Write out the records that appear below, verbatim and complete, but without pictures.

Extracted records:
◆ ◆ ◆ ◆
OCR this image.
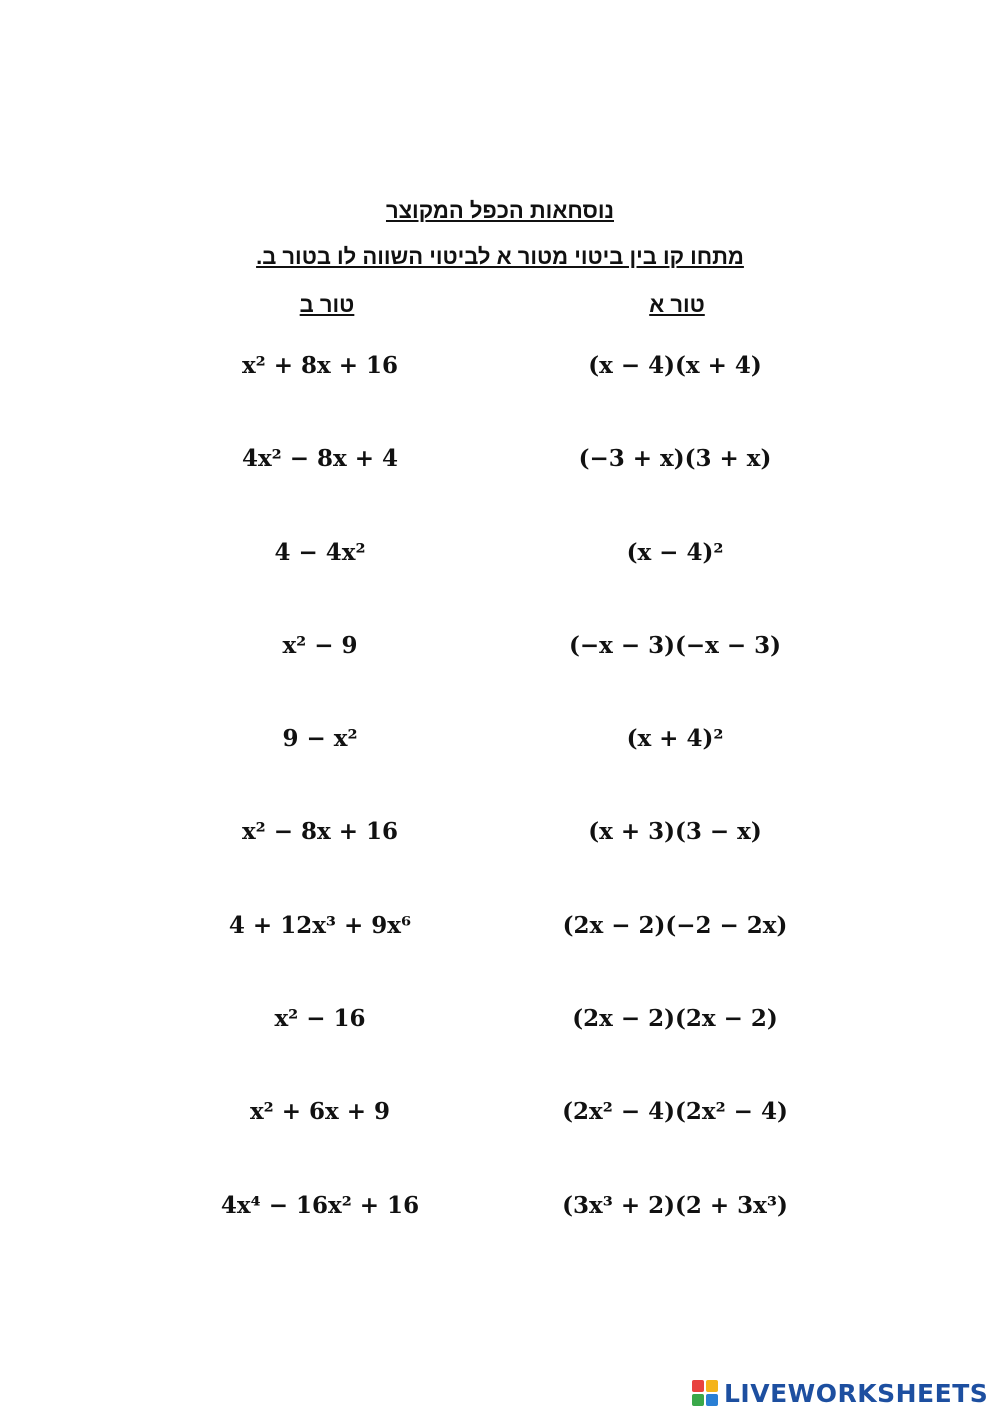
נוסחאות הכפל המקוצר
מתחו קו בין ביטוי מטור א לביטוי השווה לו בטור ב.
טור ב	טור א
x² + 8x + 16
4x² − 8x + 4
4 − 4x²
x² − 9
9 − x²
x² − 8x + 16
4 + 12x³ + 9x⁶
x² − 16
x² + 6x + 9
4x⁴ − 16x² + 16
(x − 4)(x + 4)
(−3 + x)(3 + x)
(x − 4)²
(−x − 3)(−x − 3)
(x + 4)²
(x + 3)(3 − x)
(2x − 2)(−2 − 2x)
(2x − 2)(2x − 2)
(2x² − 4)(2x² − 4)
(3x³ + 2)(2 + 3x³)
LIVEWORKSHEETS
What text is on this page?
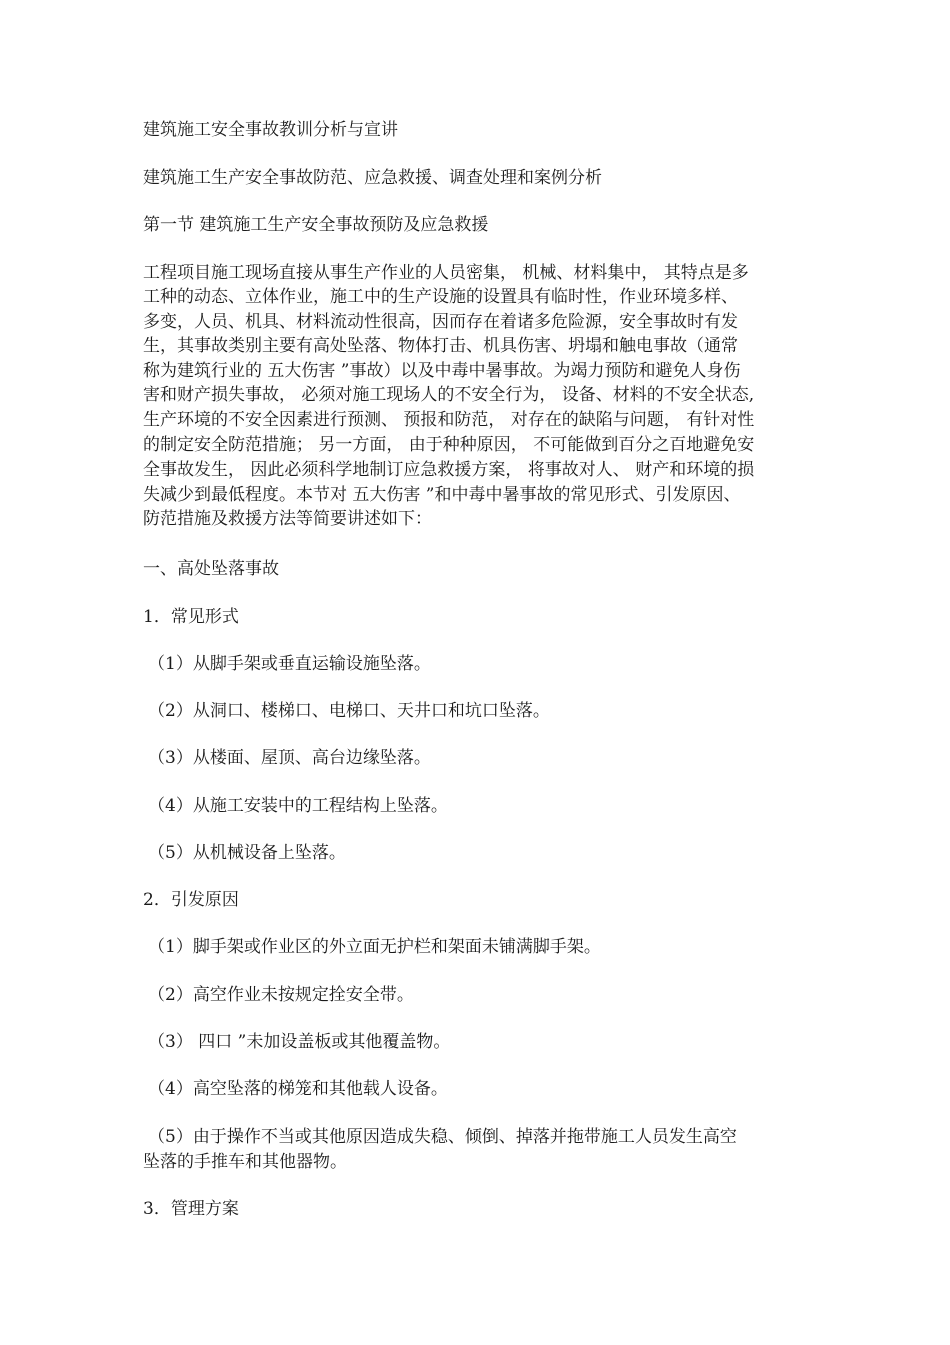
建筑施工安全事故教训分析与宣讲
建筑施工生产安全事故防范、应急救援、调查处理和案例分析
第一节 建筑施工生产安全事故预防及应急救援
工程项目施工现场直接从事生产作业的人员密集， 机械、材料集中， 其特点是多
工种的动态、立体作业，施工中的生产设施的设置具有临时性，作业环境多样、
多变，人员、机具、材料流动性很高，因而存在着诸多危险源，安全事故时有发
生，其事故类别主要有高处坠落、物体打击、机具伤害、坍塌和触电事故（通常
称为建筑行业的 五大伤害 ”事故）以及中毒中暑事故。为竭力预防和避免人身伤
害和财产损失事故， 必须对施工现场人的不安全行为， 设备、材料的不安全状态,
生产环境的不安全因素进行预测、 预报和防范， 对存在的缺陷与问题， 有针对性
的制定安全防范措施； 另一方面， 由于种种原因， 不可能做到百分之百地避免安
全事故发生， 因此必须科学地制订应急救援方案， 将事故对人、 财产和环境的损
失减少到最低程度。本节对 五大伤害 ”和中毒中暑事故的常见形式、引发原因、
防范措施及救援方法等简要讲述如下：
一、高处坠落事故
1．常见形式
（1）从脚手架或垂直运输设施坠落。
（2）从洞口、楼梯口、电梯口、天井口和坑口坠落。
（3）从楼面、屋顶、高台边缘坠落。
（4）从施工安装中的工程结构上坠落。
（5）从机械设备上坠落。
2．引发原因
（1）脚手架或作业区的外立面无护栏和架面未铺满脚手架。
（2）高空作业未按规定拴安全带。
（3） 四口 ”未加设盖板或其他覆盖物。
（4）高空坠落的梯笼和其他载人设备。
（5）由于操作不当或其他原因造成失稳、倾倒、掉落并拖带施工人员发生高空
坠落的手推车和其他器物。
3．管理方案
◆ ◆ ◆ ◆
*Expected answer*.
OCR this image.
נוסחאות הכפל המקוצר
מתחו קו בין ביטוי מטור א לביטוי השווה לו בטור ב.
טור ב	טור א
x² + 8x + 16
4x² − 8x + 4
4 − 4x²
x² − 9
9 − x²
x² − 8x + 16
4 + 12x³ + 9x⁶
x² − 16
x² + 6x + 9
4x⁴ − 16x² + 16
(x − 4)(x + 4)
(−3 + x)(3 + x)
(x − 4)²
(−x − 3)(−x − 3)
(x + 4)²
(x + 3)(3 − x)
(2x − 2)(−2 − 2x)
(2x − 2)(2x − 2)
(2x² − 4)(2x² − 4)
(3x³ + 2)(2 + 3x³)
LIVEWORKSHEETS
What text is on this page?
建筑施工安全事故教训分析与宣讲
建筑施工生产安全事故防范、应急救援、调查处理和案例分析
第一节 建筑施工生产安全事故预防及应急救援
工程项目施工现场直接从事生产作业的人员密集， 机械、材料集中， 其特点是多
工种的动态、立体作业，施工中的生产设施的设置具有临时性，作业环境多样、
多变，人员、机具、材料流动性很高，因而存在着诸多危险源，安全事故时有发
生，其事故类别主要有高处坠落、物体打击、机具伤害、坍塌和触电事故（通常
称为建筑行业的 五大伤害 ”事故）以及中毒中暑事故。为竭力预防和避免人身伤
害和财产损失事故， 必须对施工现场人的不安全行为， 设备、材料的不安全状态,
生产环境的不安全因素进行预测、 预报和防范， 对存在的缺陷与问题， 有针对性
的制定安全防范措施； 另一方面， 由于种种原因， 不可能做到百分之百地避免安
全事故发生， 因此必须科学地制订应急救援方案， 将事故对人、 财产和环境的损
失减少到最低程度。本节对 五大伤害 ”和中毒中暑事故的常见形式、引发原因、
防范措施及救援方法等简要讲述如下：
一、高处坠落事故
1．常见形式
（1）从脚手架或垂直运输设施坠落。
（2）从洞口、楼梯口、电梯口、天井口和坑口坠落。
（3）从楼面、屋顶、高台边缘坠落。
（4）从施工安装中的工程结构上坠落。
（5）从机械设备上坠落。
2．引发原因
（1）脚手架或作业区的外立面无护栏和架面未铺满脚手架。
（2）高空作业未按规定拴安全带。
（3） 四口 ”未加设盖板或其他覆盖物。
（4）高空坠落的梯笼和其他载人设备。
（5）由于操作不当或其他原因造成失稳、倾倒、掉落并拖带施工人员发生高空
坠落的手推车和其他器物。
3．管理方案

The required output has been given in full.